**Exercise prompt:**
Could you transcribe every record below exactly as written, leaving out any pictures?

━━━━━ Given information ━━━━━

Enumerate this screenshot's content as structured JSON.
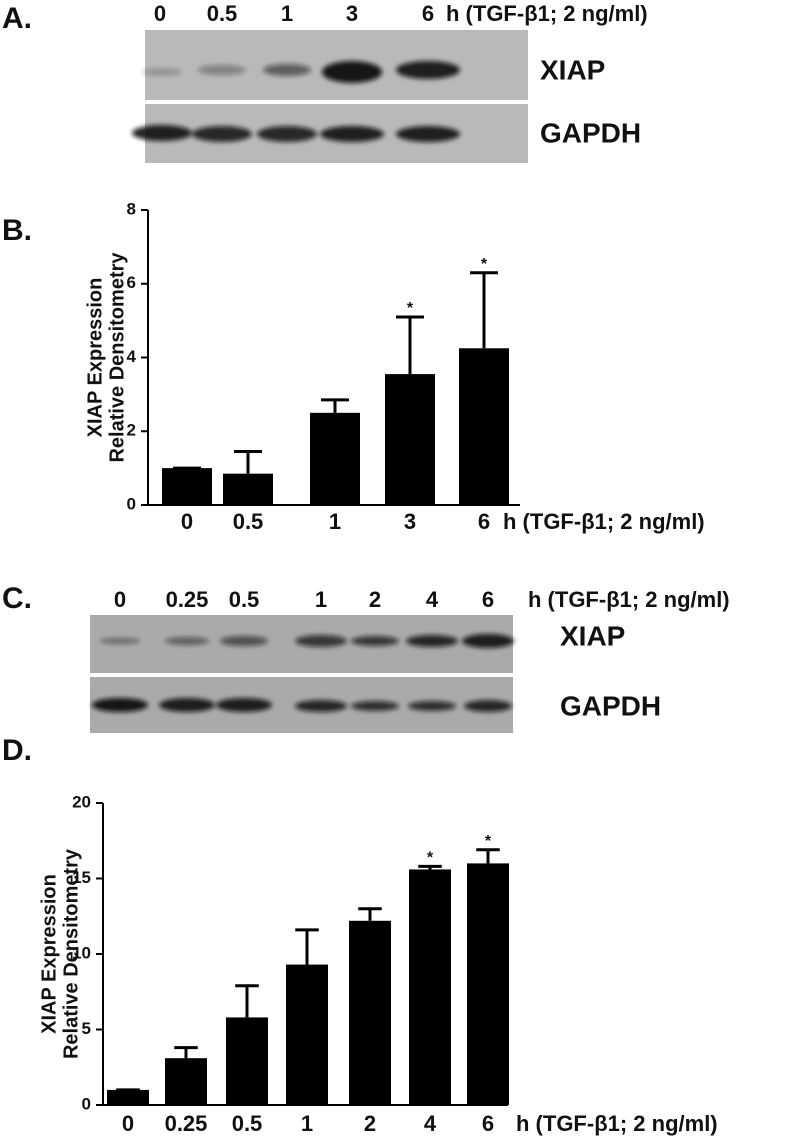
{
  "blots": [
    {
      "panel_label": "A.",
      "lanes": [
        "0",
        "0.5",
        "1",
        "3",
        "6"
      ],
      "unit": "h (TGF-β1; 2 ng/ml)",
      "rows": [
        "XIAP",
        "GAPDH"
      ]
    },
    {
      "panel_label": "C.",
      "lanes": [
        "0",
        "0.25",
        "0.5",
        "1",
        "2",
        "4",
        "6"
      ],
      "unit": "h (TGF-β1; 2 ng/ml)",
      "rows": [
        "XIAP",
        "GAPDH"
      ]
    }
  ],
  "chart_data": [
    {
      "type": "bar",
      "panel_label": "B.",
      "categories": [
        "0",
        "0.5",
        "1",
        "3",
        "6"
      ],
      "values": [
        1.0,
        0.85,
        2.5,
        3.55,
        4.25
      ],
      "errors": [
        0,
        0.6,
        0.35,
        1.55,
        2.05
      ],
      "color": "#000000",
      "xlabel": "h (TGF-β1; 2 ng/ml)",
      "ylabel": [
        "XIAP Expression",
        "Relative Densitometry"
      ],
      "ylim": [
        0,
        8
      ],
      "yticks": [
        0,
        2,
        4,
        6,
        8
      ],
      "annotations": [
        {
          "category": "3",
          "text": "*"
        },
        {
          "category": "6",
          "text": "*"
        }
      ]
    },
    {
      "type": "bar",
      "panel_label": "D.",
      "categories": [
        "0",
        "0.25",
        "0.5",
        "1",
        "2",
        "4",
        "6"
      ],
      "values": [
        1.0,
        3.1,
        5.8,
        9.3,
        12.2,
        15.6,
        16.0
      ],
      "errors": [
        0,
        0.7,
        2.1,
        2.3,
        0.8,
        0.2,
        0.9
      ],
      "color": "#000000",
      "xlabel": "h (TGF-β1; 2 ng/ml)",
      "ylabel": [
        "XIAP Expression",
        "Relative Densitometry"
      ],
      "ylim": [
        0,
        20
      ],
      "yticks": [
        0,
        5,
        10,
        15,
        20
      ],
      "annotations": [
        {
          "category": "4",
          "text": "*"
        },
        {
          "category": "6",
          "text": "*"
        }
      ]
    }
  ]
}
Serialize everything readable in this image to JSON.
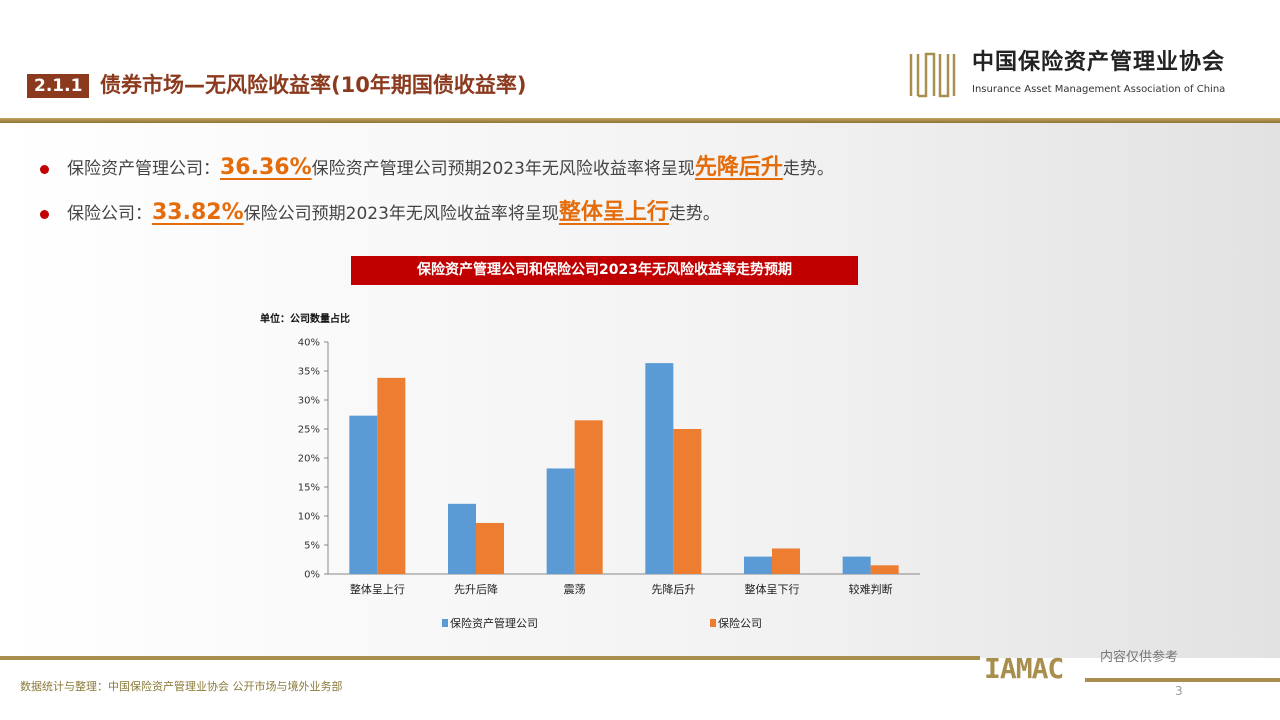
{
  "header": {
    "section_number": "2.1.1",
    "title": "债券市场—无风险收益率(10年期国债收益率)",
    "logo_cn": "中国保险资产管理业协会",
    "logo_en": "Insurance Asset Management Association of China",
    "logo_mark": "IAMAC"
  },
  "bullets": [
    {
      "prefix": "保险资产管理公司：",
      "value": "36.36%",
      "middle": "保险资产管理公司预期2023年无风险收益率将呈现",
      "trend": "先降后升",
      "suffix": "走势。"
    },
    {
      "prefix": "保险公司：",
      "value": "33.82%",
      "middle": "保险公司预期2023年无风险收益率将呈现",
      "trend": "整体呈上行",
      "suffix": "走势。"
    }
  ],
  "chart_title": "保险资产管理公司和保险公司2023年无风险收益率走势预期",
  "chart_data": {
    "type": "bar",
    "title": "保险资产管理公司和保险公司2023年无风险收益率走势预期",
    "unit_label": "单位：公司数量占比",
    "categories": [
      "整体呈上行",
      "先升后降",
      "震荡",
      "先降后升",
      "整体呈下行",
      "较难判断"
    ],
    "series": [
      {
        "name": "保险资产管理公司",
        "color": "#5b9bd5",
        "values": [
          27.3,
          12.1,
          18.2,
          36.36,
          3.0,
          3.0
        ]
      },
      {
        "name": "保险公司",
        "color": "#ed7d31",
        "values": [
          33.82,
          8.8,
          26.5,
          25.0,
          4.4,
          1.5
        ]
      }
    ],
    "ylim": [
      0,
      40
    ],
    "yticks": [
      "0%",
      "5%",
      "10%",
      "15%",
      "20%",
      "25%",
      "30%",
      "35%",
      "40%"
    ],
    "legend": "bottom",
    "grid": false
  },
  "footer": {
    "source": "数据统计与整理：中国保险资产管理业协会 公开市场与境外业务部",
    "note": "内容仅供参考",
    "page": "3",
    "logo_mark": "IAMAC"
  }
}
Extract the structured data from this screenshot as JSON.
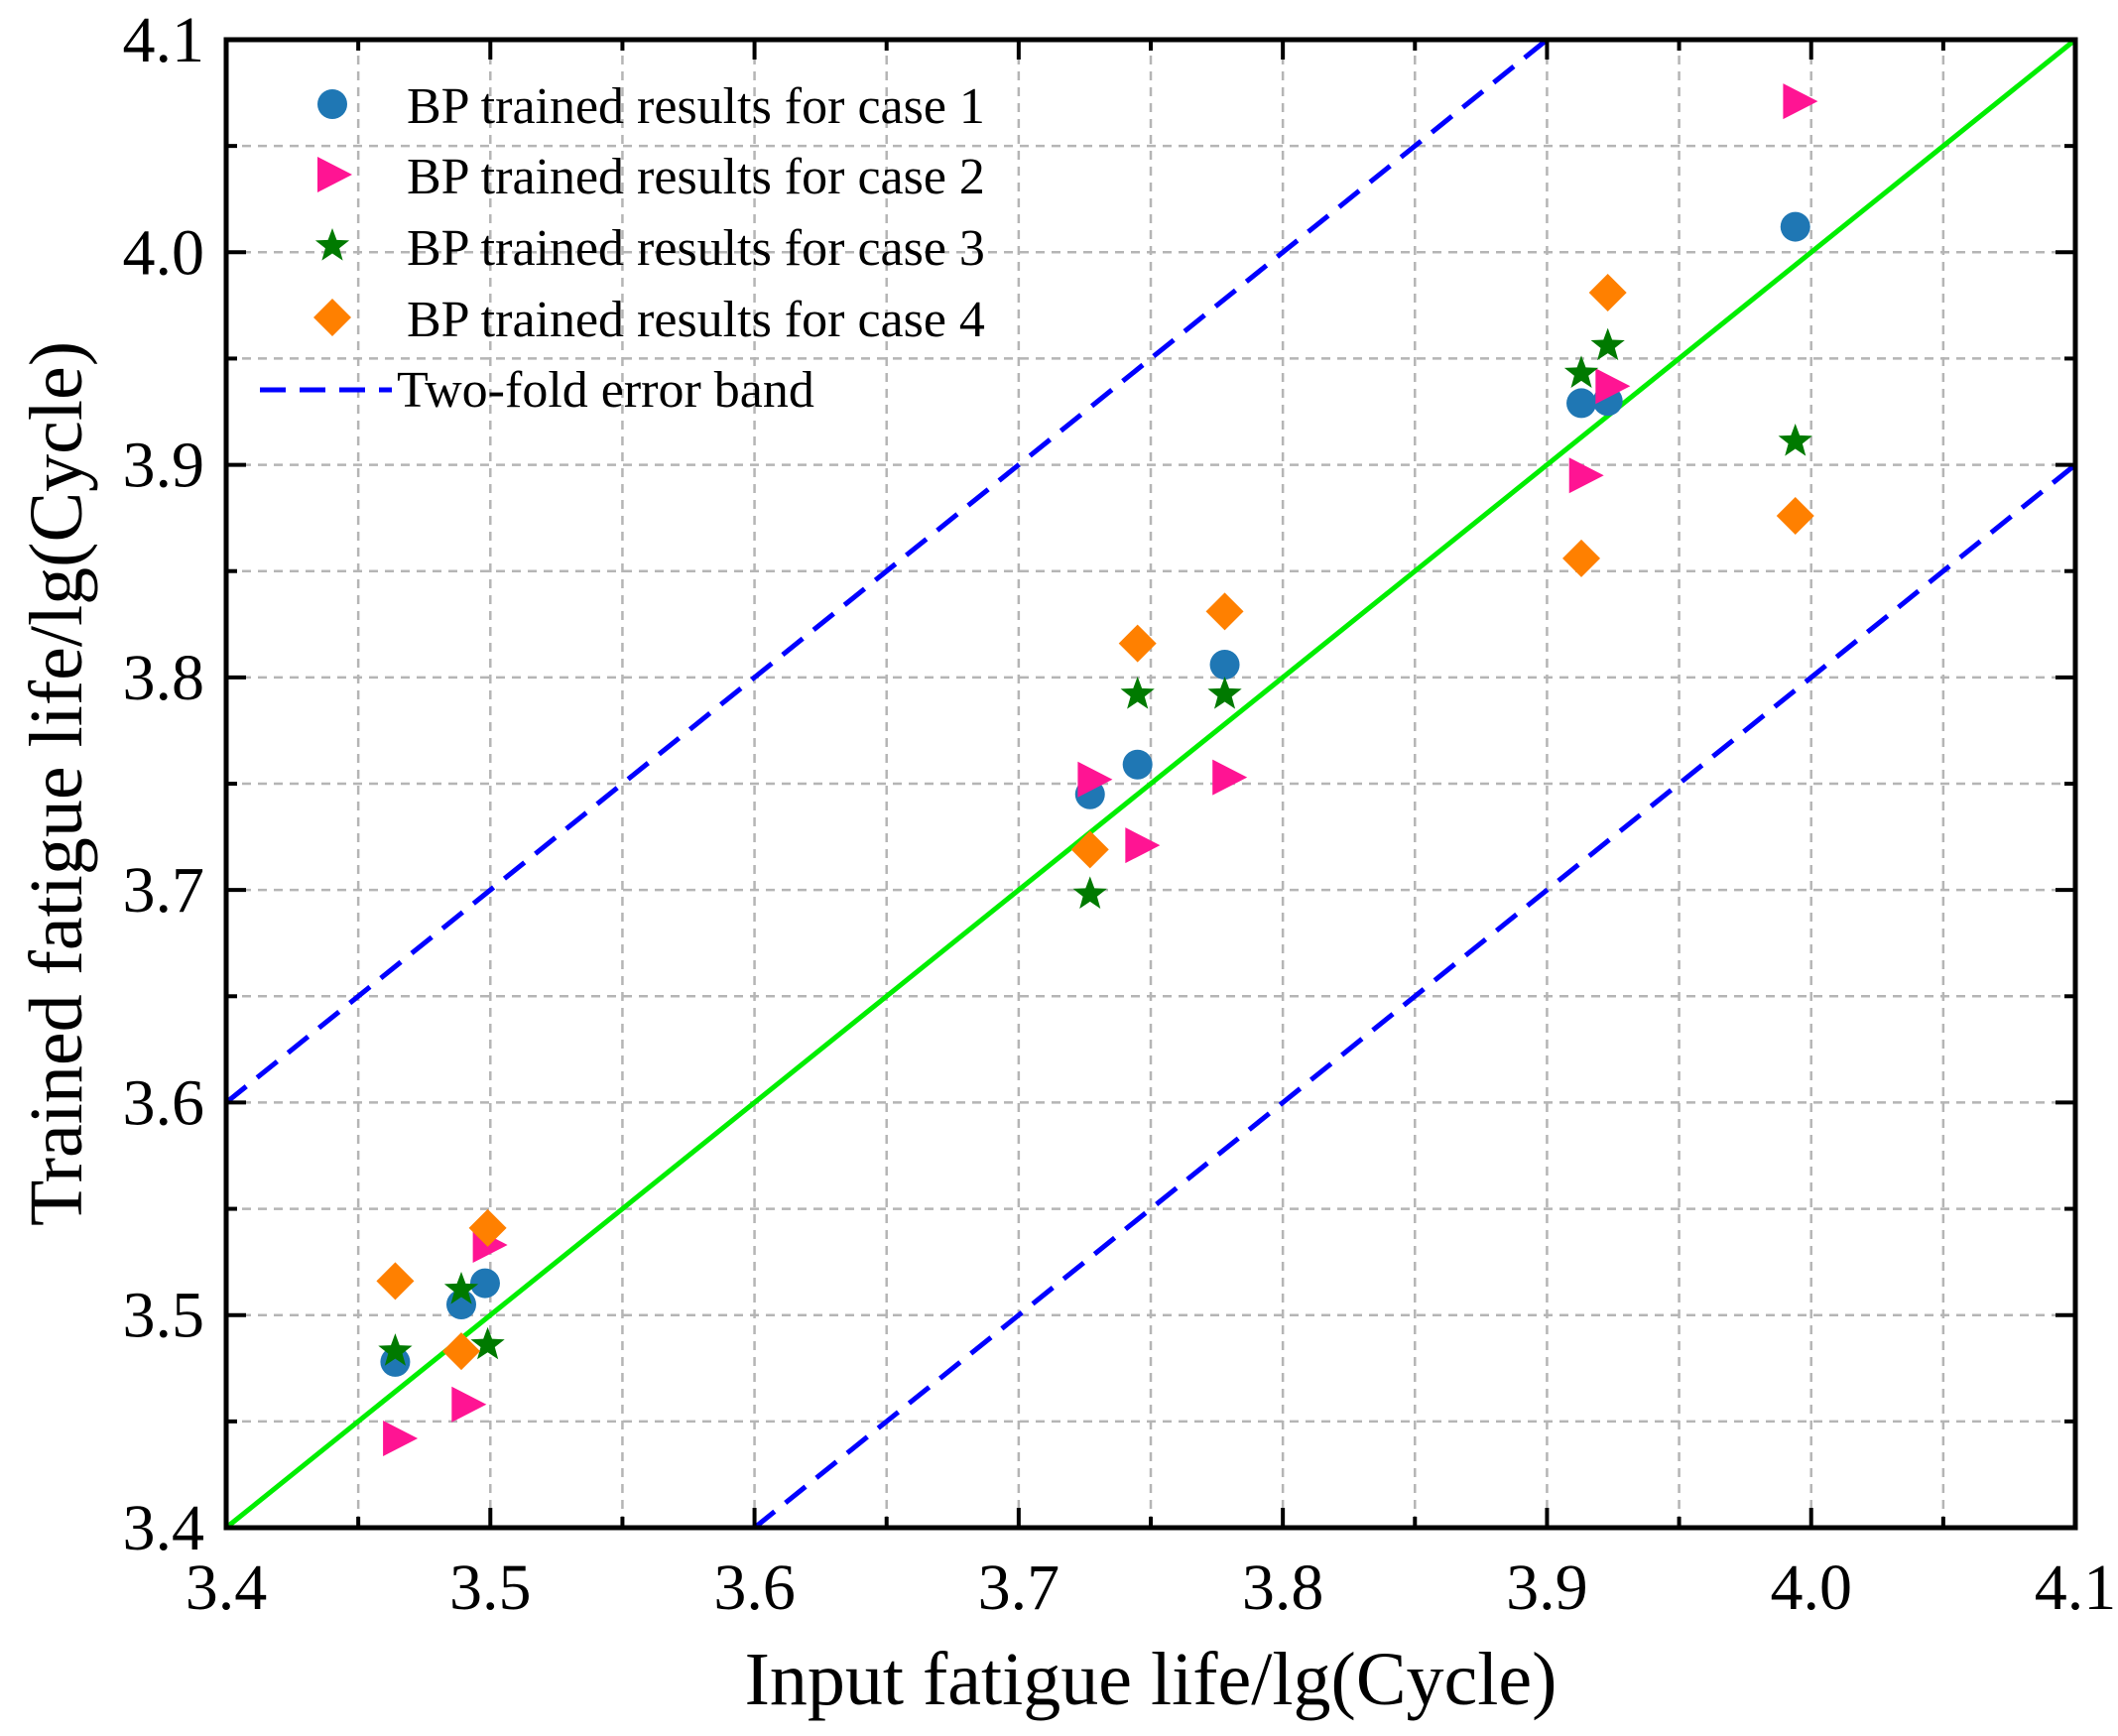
{
  "chart_data": {
    "type": "scatter",
    "xlabel": "Input fatigue life/lg(Cycle)",
    "ylabel": "Trained fatigue life/lg(Cycle)",
    "xlim": [
      3.4,
      4.1
    ],
    "ylim": [
      3.4,
      4.1
    ],
    "xticks": [
      "3.4",
      "3.5",
      "3.6",
      "3.7",
      "3.8",
      "3.9",
      "4.0",
      "4.1"
    ],
    "yticks": [
      "3.4",
      "3.5",
      "3.6",
      "3.7",
      "3.8",
      "3.9",
      "4.0",
      "4.1"
    ],
    "grid": true,
    "legend_position": "top-left",
    "series": [
      {
        "name": "BP trained results for case 1",
        "marker": "circle",
        "color": "#1f77b4",
        "x": [
          3.464,
          3.489,
          3.498,
          3.727,
          3.745,
          3.778,
          3.913,
          3.923,
          3.994
        ],
        "y": [
          3.478,
          3.505,
          3.515,
          3.745,
          3.759,
          3.806,
          3.929,
          3.93,
          4.012
        ]
      },
      {
        "name": "BP trained results for case 2",
        "marker": "triangle-right",
        "color": "#ff1493",
        "x": [
          3.465,
          3.491,
          3.499,
          3.728,
          3.746,
          3.779,
          3.914,
          3.924,
          3.995
        ],
        "y": [
          3.442,
          3.458,
          3.533,
          3.752,
          3.721,
          3.753,
          3.895,
          3.937,
          4.071
        ]
      },
      {
        "name": "BP trained results for case 3",
        "marker": "star",
        "color": "#007a00",
        "x": [
          3.464,
          3.489,
          3.499,
          3.727,
          3.745,
          3.778,
          3.913,
          3.923,
          3.994
        ],
        "y": [
          3.483,
          3.512,
          3.486,
          3.698,
          3.792,
          3.792,
          3.943,
          3.956,
          3.911
        ]
      },
      {
        "name": "BP trained results for case 4",
        "marker": "diamond",
        "color": "#ff8000",
        "x": [
          3.464,
          3.489,
          3.499,
          3.727,
          3.745,
          3.778,
          3.913,
          3.923,
          3.994
        ],
        "y": [
          3.516,
          3.483,
          3.541,
          3.719,
          3.816,
          3.831,
          3.856,
          3.981,
          3.876
        ]
      }
    ],
    "lines": [
      {
        "name": "Two-fold error band",
        "style": "dashed",
        "color": "#0000ff",
        "segments": [
          {
            "x": [
              3.4,
              3.9
            ],
            "y": [
              3.6,
              4.1
            ]
          },
          {
            "x": [
              3.6,
              4.1
            ],
            "y": [
              3.4,
              3.9
            ]
          }
        ]
      },
      {
        "name": "",
        "style": "solid",
        "color": "#00ee00",
        "segments": [
          {
            "x": [
              3.4,
              4.1
            ],
            "y": [
              3.4,
              4.1
            ]
          }
        ]
      }
    ],
    "legend": [
      "BP trained results for case 1",
      "BP trained results for case 2",
      "BP trained results for case 3",
      "BP trained results for case 4",
      "Two-fold error band"
    ]
  }
}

━━━━━

**Answer to this exercise:**
Enumerate this screenshot's content as structured JSON.
{
  "blots": [
    {
      "panel_label": "A.",
      "lanes": [
        "0",
        "0.5",
        "1",
        "3",
        "6"
      ],
      "unit": "h (TGF-β1; 2 ng/ml)",
      "rows": [
        "XIAP",
        "GAPDH"
      ]
    },
    {
      "panel_label": "C.",
      "lanes": [
        "0",
        "0.25",
        "0.5",
        "1",
        "2",
        "4",
        "6"
      ],
      "unit": "h (TGF-β1; 2 ng/ml)",
      "rows": [
        "XIAP",
        "GAPDH"
      ]
    }
  ],
  "chart_data": [
    {
      "type": "bar",
      "panel_label": "B.",
      "categories": [
        "0",
        "0.5",
        "1",
        "3",
        "6"
      ],
      "values": [
        1.0,
        0.85,
        2.5,
        3.55,
        4.25
      ],
      "errors": [
        0,
        0.6,
        0.35,
        1.55,
        2.05
      ],
      "color": "#000000",
      "xlabel": "h (TGF-β1; 2 ng/ml)",
      "ylabel": [
        "XIAP Expression",
        "Relative Densitometry"
      ],
      "ylim": [
        0,
        8
      ],
      "yticks": [
        0,
        2,
        4,
        6,
        8
      ],
      "annotations": [
        {
          "category": "3",
          "text": "*"
        },
        {
          "category": "6",
          "text": "*"
        }
      ]
    },
    {
      "type": "bar",
      "panel_label": "D.",
      "categories": [
        "0",
        "0.25",
        "0.5",
        "1",
        "2",
        "4",
        "6"
      ],
      "values": [
        1.0,
        3.1,
        5.8,
        9.3,
        12.2,
        15.6,
        16.0
      ],
      "errors": [
        0,
        0.7,
        2.1,
        2.3,
        0.8,
        0.2,
        0.9
      ],
      "color": "#000000",
      "xlabel": "h (TGF-β1; 2 ng/ml)",
      "ylabel": [
        "XIAP Expression",
        "Relative Densitometry"
      ],
      "ylim": [
        0,
        20
      ],
      "yticks": [
        0,
        5,
        10,
        15,
        20
      ],
      "annotations": [
        {
          "category": "4",
          "text": "*"
        },
        {
          "category": "6",
          "text": "*"
        }
      ]
    }
  ]
}
Serialize everything readable in this image to JSON.
{
  "header": {
    "section_number": "2.1.1",
    "title": "债券市场—无风险收益率(10年期国债收益率)",
    "logo_cn": "中国保险资产管理业协会",
    "logo_en": "Insurance Asset Management Association of China",
    "logo_mark": "IAMAC"
  },
  "bullets": [
    {
      "prefix": "保险资产管理公司：",
      "value": "36.36%",
      "middle": "保险资产管理公司预期2023年无风险收益率将呈现",
      "trend": "先降后升",
      "suffix": "走势。"
    },
    {
      "prefix": "保险公司：",
      "value": "33.82%",
      "middle": "保险公司预期2023年无风险收益率将呈现",
      "trend": "整体呈上行",
      "suffix": "走势。"
    }
  ],
  "chart_title": "保险资产管理公司和保险公司2023年无风险收益率走势预期",
  "chart_data": {
    "type": "bar",
    "title": "保险资产管理公司和保险公司2023年无风险收益率走势预期",
    "unit_label": "单位：公司数量占比",
    "categories": [
      "整体呈上行",
      "先升后降",
      "震荡",
      "先降后升",
      "整体呈下行",
      "较难判断"
    ],
    "series": [
      {
        "name": "保险资产管理公司",
        "color": "#5b9bd5",
        "values": [
          27.3,
          12.1,
          18.2,
          36.36,
          3.0,
          3.0
        ]
      },
      {
        "name": "保险公司",
        "color": "#ed7d31",
        "values": [
          33.82,
          8.8,
          26.5,
          25.0,
          4.4,
          1.5
        ]
      }
    ],
    "ylim": [
      0,
      40
    ],
    "yticks": [
      "0%",
      "5%",
      "10%",
      "15%",
      "20%",
      "25%",
      "30%",
      "35%",
      "40%"
    ],
    "legend": "bottom",
    "grid": false
  },
  "footer": {
    "source": "数据统计与整理：中国保险资产管理业协会 公开市场与境外业务部",
    "note": "内容仅供参考",
    "page": "3",
    "logo_mark": "IAMAC"
  }
}
Extract the structured data from this screenshot as JSON.
{
  "chart_data": {
    "type": "scatter",
    "xlabel": "Input fatigue life/lg(Cycle)",
    "ylabel": "Trained fatigue life/lg(Cycle)",
    "xlim": [
      3.4,
      4.1
    ],
    "ylim": [
      3.4,
      4.1
    ],
    "xticks": [
      "3.4",
      "3.5",
      "3.6",
      "3.7",
      "3.8",
      "3.9",
      "4.0",
      "4.1"
    ],
    "yticks": [
      "3.4",
      "3.5",
      "3.6",
      "3.7",
      "3.8",
      "3.9",
      "4.0",
      "4.1"
    ],
    "grid": true,
    "legend_position": "top-left",
    "series": [
      {
        "name": "BP trained results for case 1",
        "marker": "circle",
        "color": "#1f77b4",
        "x": [
          3.464,
          3.489,
          3.498,
          3.727,
          3.745,
          3.778,
          3.913,
          3.923,
          3.994
        ],
        "y": [
          3.478,
          3.505,
          3.515,
          3.745,
          3.759,
          3.806,
          3.929,
          3.93,
          4.012
        ]
      },
      {
        "name": "BP trained results for case 2",
        "marker": "triangle-right",
        "color": "#ff1493",
        "x": [
          3.465,
          3.491,
          3.499,
          3.728,
          3.746,
          3.779,
          3.914,
          3.924,
          3.995
        ],
        "y": [
          3.442,
          3.458,
          3.533,
          3.752,
          3.721,
          3.753,
          3.895,
          3.937,
          4.071
        ]
      },
      {
        "name": "BP trained results for case 3",
        "marker": "star",
        "color": "#007a00",
        "x": [
          3.464,
          3.489,
          3.499,
          3.727,
          3.745,
          3.778,
          3.913,
          3.923,
          3.994
        ],
        "y": [
          3.483,
          3.512,
          3.486,
          3.698,
          3.792,
          3.792,
          3.943,
          3.956,
          3.911
        ]
      },
      {
        "name": "BP trained results for case 4",
        "marker": "diamond",
        "color": "#ff8000",
        "x": [
          3.464,
          3.489,
          3.499,
          3.727,
          3.745,
          3.778,
          3.913,
          3.923,
          3.994
        ],
        "y": [
          3.516,
          3.483,
          3.541,
          3.719,
          3.816,
          3.831,
          3.856,
          3.981,
          3.876
        ]
      }
    ],
    "lines": [
      {
        "name": "Two-fold error band",
        "style": "dashed",
        "color": "#0000ff",
        "segments": [
          {
            "x": [
              3.4,
              3.9
            ],
            "y": [
              3.6,
              4.1
            ]
          },
          {
            "x": [
              3.6,
              4.1
            ],
            "y": [
              3.4,
              3.9
            ]
          }
        ]
      },
      {
        "name": "",
        "style": "solid",
        "color": "#00ee00",
        "segments": [
          {
            "x": [
              3.4,
              4.1
            ],
            "y": [
              3.4,
              4.1
            ]
          }
        ]
      }
    ],
    "legend": [
      "BP trained results for case 1",
      "BP trained results for case 2",
      "BP trained results for case 3",
      "BP trained results for case 4",
      "Two-fold error band"
    ]
  }
}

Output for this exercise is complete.